• _To do_
Your answer should be one number: how many lines of the records hold the string "Average".

◆ ◆ ◆ ◆ ◆

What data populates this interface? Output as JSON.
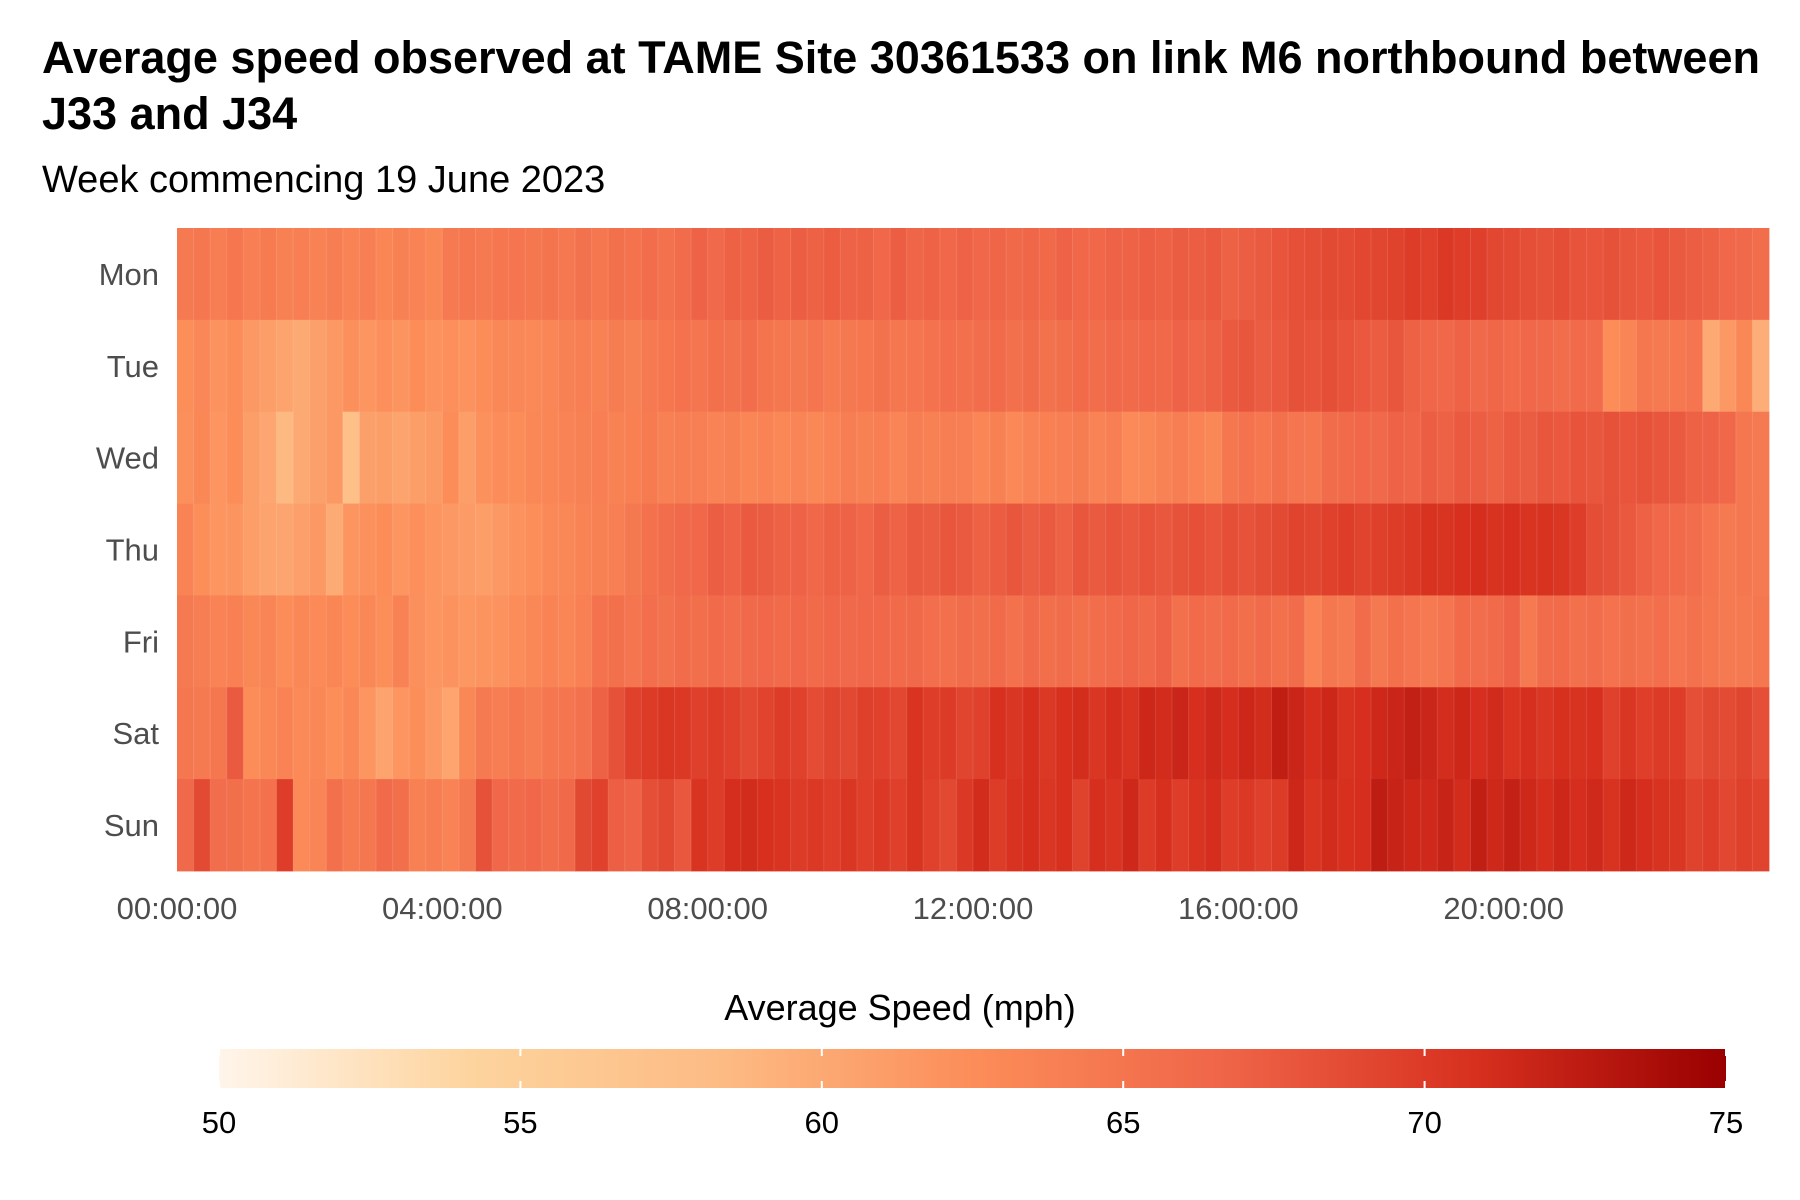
{
  "chart_data": {
    "type": "heatmap",
    "title": "Average speed observed at TAME Site 30361533 on link M6 northbound between J33 and J34",
    "subtitle": "Week commencing 19 June 2023",
    "y_categories": [
      "Mon",
      "Tue",
      "Wed",
      "Thu",
      "Fri",
      "Sat",
      "Sun"
    ],
    "x_interval_minutes": 15,
    "x_range": [
      "00:00:00",
      "23:45:00"
    ],
    "x_tick_labels": [
      "00:00:00",
      "04:00:00",
      "08:00:00",
      "12:00:00",
      "16:00:00",
      "20:00:00"
    ],
    "legend": {
      "title": "Average Speed (mph)",
      "min": 50,
      "max": 75,
      "ticks": [
        50,
        55,
        60,
        65,
        70,
        75
      ],
      "colors": [
        "#fff5eb",
        "#fdd49e",
        "#fdbb84",
        "#fc8d59",
        "#ef6548",
        "#d7301f",
        "#990000"
      ],
      "position": "bottom"
    },
    "values": {
      "Mon": [
        64.5,
        64.8,
        64.2,
        64.9,
        64.0,
        64.4,
        63.8,
        64.0,
        63.6,
        64.1,
        63.5,
        64.0,
        63.2,
        63.8,
        63.5,
        63.0,
        64.5,
        64.8,
        64.5,
        64.9,
        65.0,
        64.8,
        65.1,
        64.7,
        65.3,
        64.8,
        65.5,
        65.2,
        65.8,
        65.4,
        65.9,
        66.8,
        66.2,
        67.0,
        66.9,
        67.3,
        66.9,
        67.2,
        67.0,
        67.4,
        66.8,
        67.0,
        66.5,
        67.2,
        66.7,
        66.9,
        66.4,
        66.8,
        66.5,
        66.7,
        66.3,
        66.6,
        66.3,
        66.8,
        66.5,
        66.5,
        66.8,
        66.9,
        67.1,
        67.0,
        67.3,
        67.2,
        67.5,
        67.0,
        67.2,
        67.5,
        67.9,
        68.3,
        68.5,
        68.8,
        68.7,
        69.0,
        69.1,
        69.4,
        69.9,
        69.5,
        70.1,
        69.8,
        69.6,
        69.0,
        68.8,
        68.4,
        68.2,
        68.5,
        68.0,
        67.9,
        68.2,
        67.8,
        67.6,
        67.9,
        67.5,
        67.2,
        67.0,
        66.5,
        66.2,
        65.8
      ],
      "Tue": [
        62.4,
        63.1,
        62.0,
        62.5,
        61.5,
        61.0,
        60.5,
        60.0,
        60.8,
        61.5,
        62.2,
        61.8,
        62.3,
        61.9,
        62.5,
        62.0,
        62.3,
        62.0,
        62.5,
        63.0,
        63.1,
        62.9,
        63.3,
        63.8,
        64.0,
        63.6,
        64.3,
        63.8,
        64.5,
        64.9,
        65.2,
        65.0,
        65.5,
        65.3,
        65.8,
        65.1,
        64.8,
        64.6,
        65.0,
        64.4,
        64.6,
        64.9,
        65.3,
        64.8,
        65.0,
        65.2,
        65.7,
        65.5,
        65.8,
        66.0,
        65.5,
        65.9,
        65.3,
        65.6,
        66.0,
        65.8,
        66.2,
        66.0,
        66.5,
        66.3,
        66.8,
        66.6,
        67.0,
        67.5,
        67.8,
        67.3,
        67.6,
        68.2,
        68.0,
        68.4,
        68.0,
        67.6,
        67.4,
        67.8,
        67.0,
        66.6,
        66.5,
        66.9,
        66.2,
        66.6,
        66.0,
        66.4,
        66.2,
        65.8,
        66.1,
        65.9,
        62.5,
        63.4,
        64.8,
        64.5,
        64.7,
        65.0,
        60.0,
        61.5,
        63.0,
        59.5
      ],
      "Wed": [
        62.2,
        63.0,
        61.8,
        62.5,
        61.0,
        60.2,
        58.5,
        60.0,
        60.8,
        61.5,
        57.5,
        60.8,
        61.0,
        60.5,
        61.0,
        61.3,
        62.5,
        61.0,
        62.1,
        62.6,
        62.5,
        63.0,
        63.2,
        63.5,
        63.8,
        64.0,
        63.6,
        63.9,
        64.4,
        63.8,
        64.2,
        64.0,
        63.5,
        63.8,
        63.2,
        63.5,
        63.0,
        63.4,
        63.0,
        63.5,
        64.2,
        63.8,
        64.0,
        63.4,
        64.1,
        63.8,
        64.2,
        64.0,
        63.2,
        63.7,
        62.9,
        63.5,
        63.9,
        64.0,
        64.3,
        63.5,
        64.0,
        62.8,
        63.0,
        63.6,
        64.2,
        63.5,
        63.0,
        64.8,
        65.2,
        64.9,
        65.5,
        65.0,
        64.8,
        65.9,
        66.0,
        66.5,
        66.2,
        66.8,
        66.7,
        67.2,
        67.0,
        67.5,
        67.2,
        67.0,
        67.5,
        67.3,
        67.8,
        67.6,
        68.0,
        67.8,
        68.2,
        67.9,
        68.1,
        67.8,
        67.5,
        67.0,
        66.8,
        66.5,
        64.8,
        64.5
      ],
      "Thu": [
        63.5,
        62.4,
        61.8,
        61.9,
        61.0,
        60.5,
        60.3,
        60.9,
        61.5,
        59.8,
        61.8,
        62.1,
        62.5,
        61.8,
        62.3,
        61.8,
        61.5,
        61.2,
        61.0,
        61.5,
        62.0,
        62.4,
        62.9,
        63.0,
        63.5,
        63.8,
        64.0,
        64.6,
        65.4,
        65.8,
        66.2,
        66.5,
        67.2,
        66.8,
        67.5,
        67.3,
        67.0,
        66.8,
        66.5,
        67.0,
        66.8,
        66.5,
        67.2,
        66.9,
        67.5,
        67.3,
        67.8,
        67.5,
        67.0,
        67.4,
        67.8,
        67.2,
        67.5,
        67.0,
        67.8,
        67.5,
        67.9,
        67.6,
        68.0,
        67.7,
        68.1,
        68.3,
        67.9,
        68.4,
        68.1,
        68.5,
        68.8,
        69.3,
        69.1,
        69.5,
        69.8,
        69.3,
        69.6,
        69.9,
        70.2,
        70.6,
        70.5,
        70.8,
        71.0,
        70.6,
        70.9,
        70.5,
        70.7,
        70.4,
        69.8,
        68.5,
        68.2,
        67.6,
        67.0,
        66.5,
        66.0,
        65.8,
        65.0,
        64.5,
        64.8,
        64.5
      ],
      "Fri": [
        64.5,
        64.2,
        63.5,
        63.9,
        63.0,
        63.4,
        62.5,
        63.0,
        62.8,
        63.2,
        62.5,
        63.0,
        62.4,
        63.6,
        62.2,
        61.8,
        62.0,
        61.6,
        61.9,
        62.0,
        62.6,
        63.0,
        63.5,
        63.2,
        63.9,
        65.2,
        65.5,
        65.0,
        65.7,
        65.3,
        65.9,
        65.6,
        66.0,
        65.8,
        66.2,
        66.5,
        66.0,
        66.5,
        66.1,
        66.6,
        66.2,
        66.5,
        66.4,
        66.0,
        66.3,
        65.7,
        65.5,
        65.9,
        65.6,
        66.0,
        65.4,
        66.1,
        65.6,
        65.9,
        65.5,
        65.8,
        66.0,
        66.6,
        66.3,
        66.8,
        65.5,
        66.0,
        65.8,
        66.1,
        65.6,
        66.0,
        65.5,
        65.9,
        63.5,
        64.8,
        64.5,
        65.9,
        64.6,
        65.5,
        65.0,
        64.5,
        65.0,
        66.0,
        65.8,
        66.0,
        66.8,
        64.5,
        65.9,
        66.1,
        65.5,
        65.8,
        65.2,
        65.6,
        65.4,
        65.7,
        65.0,
        65.4,
        64.8,
        64.5,
        64.5,
        64.8
      ],
      "Sat": [
        64.8,
        64.5,
        64.8,
        67.5,
        62.5,
        63.0,
        63.5,
        62.8,
        63.0,
        62.4,
        63.0,
        61.8,
        60.5,
        61.8,
        62.4,
        61.5,
        60.4,
        63.0,
        64.5,
        64.2,
        64.7,
        64.3,
        64.8,
        65.0,
        65.4,
        67.0,
        68.2,
        69.5,
        70.0,
        70.4,
        70.2,
        69.6,
        69.9,
        69.5,
        68.8,
        69.3,
        69.9,
        69.5,
        68.6,
        69.2,
        68.9,
        69.6,
        69.5,
        69.0,
        70.5,
        69.8,
        70.0,
        69.2,
        69.5,
        70.8,
        70.4,
        70.9,
        70.2,
        70.8,
        71.1,
        70.4,
        71.0,
        70.5,
        71.6,
        71.2,
        71.8,
        70.9,
        71.4,
        71.0,
        71.6,
        71.2,
        72.4,
        71.8,
        71.0,
        71.6,
        70.7,
        70.9,
        71.5,
        71.8,
        72.2,
        71.7,
        71.1,
        71.6,
        70.9,
        71.3,
        70.5,
        70.9,
        70.4,
        70.8,
        70.6,
        70.8,
        69.5,
        70.4,
        69.7,
        70.0,
        69.8,
        68.4,
        68.9,
        68.7,
        69.2,
        68.4
      ],
      "Sun": [
        66.2,
        68.8,
        65.8,
        65.6,
        65.1,
        65.4,
        69.8,
        62.8,
        63.4,
        65.5,
        64.4,
        64.8,
        66.1,
        65.6,
        63.8,
        64.1,
        63.5,
        64.6,
        68.2,
        66.5,
        66.0,
        66.5,
        65.8,
        66.3,
        68.9,
        69.5,
        67.1,
        66.8,
        68.4,
        68.9,
        67.7,
        70.5,
        69.9,
        71.0,
        71.2,
        70.8,
        70.5,
        70.0,
        70.2,
        69.8,
        70.4,
        69.7,
        70.1,
        69.6,
        70.5,
        69.5,
        68.9,
        70.2,
        71.2,
        69.9,
        70.6,
        71.0,
        70.4,
        70.8,
        69.4,
        70.9,
        70.5,
        71.5,
        70.0,
        70.8,
        69.8,
        70.5,
        71.0,
        69.8,
        70.2,
        69.6,
        70.0,
        71.6,
        70.5,
        71.2,
        70.8,
        71.0,
        72.5,
        71.9,
        71.6,
        71.4,
        71.9,
        71.2,
        72.3,
        71.5,
        72.1,
        71.5,
        71.0,
        71.6,
        71.0,
        71.4,
        70.6,
        71.5,
        71.0,
        70.6,
        70.4,
        69.4,
        69.8,
        69.0,
        69.6,
        69.3
      ]
    }
  }
}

◆ ◆ ◆ ◆ ◆

• _Reply_
2